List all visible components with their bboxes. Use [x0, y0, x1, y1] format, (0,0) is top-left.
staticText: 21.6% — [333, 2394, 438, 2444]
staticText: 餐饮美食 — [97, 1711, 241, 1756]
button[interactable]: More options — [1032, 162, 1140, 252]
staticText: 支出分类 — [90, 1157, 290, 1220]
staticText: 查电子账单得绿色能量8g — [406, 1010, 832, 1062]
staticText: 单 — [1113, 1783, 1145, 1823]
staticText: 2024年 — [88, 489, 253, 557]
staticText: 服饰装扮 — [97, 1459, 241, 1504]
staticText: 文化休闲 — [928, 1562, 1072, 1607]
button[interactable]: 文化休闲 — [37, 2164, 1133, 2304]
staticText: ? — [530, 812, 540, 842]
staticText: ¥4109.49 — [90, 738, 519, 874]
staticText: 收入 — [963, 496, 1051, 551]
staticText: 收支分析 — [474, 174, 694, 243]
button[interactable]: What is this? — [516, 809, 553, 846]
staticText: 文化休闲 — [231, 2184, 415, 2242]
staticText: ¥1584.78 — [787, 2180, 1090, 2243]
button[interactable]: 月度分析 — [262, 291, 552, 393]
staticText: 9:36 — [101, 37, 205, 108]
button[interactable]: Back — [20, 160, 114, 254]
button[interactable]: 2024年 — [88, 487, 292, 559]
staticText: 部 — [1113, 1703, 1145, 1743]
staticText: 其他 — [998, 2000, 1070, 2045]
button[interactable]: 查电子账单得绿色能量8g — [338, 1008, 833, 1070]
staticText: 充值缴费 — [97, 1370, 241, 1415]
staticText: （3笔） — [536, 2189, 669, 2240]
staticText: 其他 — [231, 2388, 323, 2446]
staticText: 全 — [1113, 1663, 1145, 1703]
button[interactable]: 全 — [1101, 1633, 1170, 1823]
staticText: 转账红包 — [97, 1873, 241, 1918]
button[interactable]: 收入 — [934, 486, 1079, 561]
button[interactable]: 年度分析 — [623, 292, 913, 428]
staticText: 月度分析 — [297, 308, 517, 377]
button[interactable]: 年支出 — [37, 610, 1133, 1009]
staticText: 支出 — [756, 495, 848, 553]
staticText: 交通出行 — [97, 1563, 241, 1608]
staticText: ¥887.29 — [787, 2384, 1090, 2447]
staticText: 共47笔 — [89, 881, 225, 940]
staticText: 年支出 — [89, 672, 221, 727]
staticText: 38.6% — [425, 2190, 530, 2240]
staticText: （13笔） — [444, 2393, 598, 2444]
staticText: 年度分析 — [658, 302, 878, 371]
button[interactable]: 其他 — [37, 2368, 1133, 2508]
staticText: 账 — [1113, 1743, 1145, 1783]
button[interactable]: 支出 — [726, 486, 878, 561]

◆ Exercise goal ◆
Put each line of the items above into a Markdown table with two columns, No. and Line. Number the rows in order and omit any blank lines.

◆ Result ◆
| No. | Line |
|---|---|
| 1 | List all visible components with their bboxes. Use [x0, y0, x1, y1] format, (0,0) is top-left. |
| 2 | staticText: 21.6% — [333, 2394, 438, 2444] |
| 3 | staticText: 餐饮美食 — [97, 1711, 241, 1756] |
| 4 | button[interactable]: More options — [1032, 162, 1140, 252] |
| 5 | staticText: 支出分类 — [90, 1157, 290, 1220] |
| 6 | staticText: 查电子账单得绿色能量8g — [406, 1010, 832, 1062] |
| 7 | staticText: 单 — [1113, 1783, 1145, 1823] |
| 8 | staticText: 2024年 — [88, 489, 253, 557] |
| 9 | staticText: 服饰装扮 — [97, 1459, 241, 1504] |
| 10 | staticText: 文化休闲 — [928, 1562, 1072, 1607] |
| 11 | button[interactable]: 文化休闲 — [37, 2164, 1133, 2304] |
| 12 | staticText: ? — [530, 812, 540, 842] |
| 13 | staticText: ¥4109.49 — [90, 738, 519, 874] |
| 14 | staticText: 收入 — [963, 496, 1051, 551] |
| 15 | staticText: 收支分析 — [474, 174, 694, 243] |
| 16 | button[interactable]: What is this? — [516, 809, 553, 846] |
| 17 | staticText: 文化休闲 — [231, 2184, 415, 2242] |
| 18 | staticText: ¥1584.78 — [787, 2180, 1090, 2243] |
| 19 | button[interactable]: 月度分析 — [262, 291, 552, 393] |
| 20 | staticText: 9:36 — [101, 37, 205, 108] |
| 21 | button[interactable]: Back — [20, 160, 114, 254] |
| 22 | button[interactable]: 2024年 — [88, 487, 292, 559] |
| 23 | staticText: 部 — [1113, 1703, 1145, 1743] |
| 24 | staticText: 其他 — [998, 2000, 1070, 2045] |
| 25 | button[interactable]: 查电子账单得绿色能量8g — [338, 1008, 833, 1070] |
| 26 | staticText: 充值缴费 — [97, 1370, 241, 1415] |
| 27 | staticText: （3笔） — [536, 2189, 669, 2240] |
| 28 | staticText: 其他 — [231, 2388, 323, 2446] |
| 29 | staticText: 全 — [1113, 1663, 1145, 1703] |
| 30 | button[interactable]: 全 — [1101, 1633, 1170, 1823] |
| 31 | staticText: 转账红包 — [97, 1873, 241, 1918] |
| 32 | button[interactable]: 收入 — [934, 486, 1079, 561] |
| 33 | button[interactable]: 年度分析 — [623, 292, 913, 428] |
| 34 | staticText: 月度分析 — [297, 308, 517, 377] |
| 35 | button[interactable]: 年支出 — [37, 610, 1133, 1009] |
| 36 | staticText: 支出 — [756, 495, 848, 553] |
| 37 | staticText: 交通出行 — [97, 1563, 241, 1608] |
| 38 | staticText: ¥887.29 — [787, 2384, 1090, 2447] |
| 39 | staticText: 共47笔 — [89, 881, 225, 940] |
| 40 | staticText: 年支出 — [89, 672, 221, 727] |
| 41 | staticText: 38.6% — [425, 2190, 530, 2240] |
| 42 | staticText: （13笔） — [444, 2393, 598, 2444] |
| 43 | staticText: 年度分析 — [658, 302, 878, 371] |
| 44 | button[interactable]: 其他 — [37, 2368, 1133, 2508] |
| 45 | staticText: 账 — [1113, 1743, 1145, 1783] |
| 46 | button[interactable]: 支出 — [726, 486, 878, 561] |